GOAL: Check every line below for the word "ocean" and copy the ones that have it.

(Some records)
============
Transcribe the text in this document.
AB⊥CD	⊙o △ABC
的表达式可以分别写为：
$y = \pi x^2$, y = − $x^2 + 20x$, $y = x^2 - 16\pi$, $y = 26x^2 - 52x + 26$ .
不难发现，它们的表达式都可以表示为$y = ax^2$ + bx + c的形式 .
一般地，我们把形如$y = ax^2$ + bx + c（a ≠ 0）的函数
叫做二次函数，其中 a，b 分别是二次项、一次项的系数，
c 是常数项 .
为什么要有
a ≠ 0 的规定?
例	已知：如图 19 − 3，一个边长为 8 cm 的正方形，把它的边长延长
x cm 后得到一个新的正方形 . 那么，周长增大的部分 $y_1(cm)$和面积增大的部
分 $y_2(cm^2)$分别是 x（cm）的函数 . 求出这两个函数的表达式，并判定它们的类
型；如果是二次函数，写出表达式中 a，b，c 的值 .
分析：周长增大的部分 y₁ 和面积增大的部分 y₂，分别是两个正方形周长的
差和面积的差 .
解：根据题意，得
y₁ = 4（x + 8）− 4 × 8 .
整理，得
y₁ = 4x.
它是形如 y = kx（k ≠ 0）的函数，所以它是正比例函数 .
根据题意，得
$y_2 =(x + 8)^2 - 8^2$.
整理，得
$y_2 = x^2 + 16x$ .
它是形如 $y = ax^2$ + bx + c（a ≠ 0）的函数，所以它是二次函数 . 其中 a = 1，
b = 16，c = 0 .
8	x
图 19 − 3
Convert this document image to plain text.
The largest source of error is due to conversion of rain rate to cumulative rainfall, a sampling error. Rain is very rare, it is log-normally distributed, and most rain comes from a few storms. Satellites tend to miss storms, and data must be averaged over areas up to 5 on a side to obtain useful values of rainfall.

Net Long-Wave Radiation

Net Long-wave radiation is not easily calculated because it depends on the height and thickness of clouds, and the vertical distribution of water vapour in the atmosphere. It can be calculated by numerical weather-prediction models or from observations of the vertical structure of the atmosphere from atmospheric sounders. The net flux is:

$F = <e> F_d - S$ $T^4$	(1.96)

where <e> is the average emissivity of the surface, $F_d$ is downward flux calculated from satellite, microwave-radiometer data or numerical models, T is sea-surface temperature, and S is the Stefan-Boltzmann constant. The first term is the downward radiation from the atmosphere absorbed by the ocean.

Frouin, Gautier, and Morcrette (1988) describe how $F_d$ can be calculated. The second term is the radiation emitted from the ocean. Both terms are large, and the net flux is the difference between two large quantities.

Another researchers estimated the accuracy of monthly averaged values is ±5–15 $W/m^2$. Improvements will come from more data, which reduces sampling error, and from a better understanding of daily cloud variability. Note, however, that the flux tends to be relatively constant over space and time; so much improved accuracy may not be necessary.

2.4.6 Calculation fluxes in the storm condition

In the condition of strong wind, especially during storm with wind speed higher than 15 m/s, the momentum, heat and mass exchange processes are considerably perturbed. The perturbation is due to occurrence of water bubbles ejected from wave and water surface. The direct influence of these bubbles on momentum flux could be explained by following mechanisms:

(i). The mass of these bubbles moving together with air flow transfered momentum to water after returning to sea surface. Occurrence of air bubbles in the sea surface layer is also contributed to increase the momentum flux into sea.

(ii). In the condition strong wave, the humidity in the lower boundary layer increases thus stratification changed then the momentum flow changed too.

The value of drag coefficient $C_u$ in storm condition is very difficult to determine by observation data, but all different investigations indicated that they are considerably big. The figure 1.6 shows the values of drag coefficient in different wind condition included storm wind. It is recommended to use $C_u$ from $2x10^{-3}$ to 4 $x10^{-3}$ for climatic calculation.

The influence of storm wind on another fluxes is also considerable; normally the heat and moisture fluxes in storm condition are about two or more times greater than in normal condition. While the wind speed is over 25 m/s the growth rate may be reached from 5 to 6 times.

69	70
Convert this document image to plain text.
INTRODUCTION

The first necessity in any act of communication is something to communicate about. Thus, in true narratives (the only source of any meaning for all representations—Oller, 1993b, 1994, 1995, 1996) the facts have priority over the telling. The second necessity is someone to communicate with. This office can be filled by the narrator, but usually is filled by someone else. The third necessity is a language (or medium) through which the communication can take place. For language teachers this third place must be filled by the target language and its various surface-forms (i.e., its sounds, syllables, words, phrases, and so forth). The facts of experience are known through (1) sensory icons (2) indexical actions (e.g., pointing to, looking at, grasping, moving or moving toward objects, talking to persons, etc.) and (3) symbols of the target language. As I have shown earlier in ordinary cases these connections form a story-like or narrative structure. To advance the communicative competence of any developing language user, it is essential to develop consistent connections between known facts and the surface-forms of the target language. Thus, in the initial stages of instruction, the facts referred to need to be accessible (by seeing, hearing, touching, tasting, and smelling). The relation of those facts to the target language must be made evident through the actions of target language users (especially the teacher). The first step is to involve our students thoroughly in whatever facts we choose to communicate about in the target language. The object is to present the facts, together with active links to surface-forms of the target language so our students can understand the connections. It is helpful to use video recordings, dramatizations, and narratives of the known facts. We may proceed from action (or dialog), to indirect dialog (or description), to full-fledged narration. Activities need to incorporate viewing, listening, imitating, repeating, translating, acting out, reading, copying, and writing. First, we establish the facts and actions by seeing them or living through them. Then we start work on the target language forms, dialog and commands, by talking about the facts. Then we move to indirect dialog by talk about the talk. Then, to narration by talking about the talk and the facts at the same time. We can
============
RESPONSE TO THIS EXERCISE:
where <e> is the average emissivity of the surface, $F_d$ is downward flux calculated from satellite, microwave-radiometer data or numerical models, T is sea-surface temperature, and S is the Stefan-Boltzmann constant. The first term is the downward radiation from the atmosphere absorbed by the ocean.
Frouin, Gautier, and Morcrette (1988) describe how $F_d$ can be calculated. The second term is the radiation emitted from the ocean. Both terms are large, and the net flux is the difference between two large quantities.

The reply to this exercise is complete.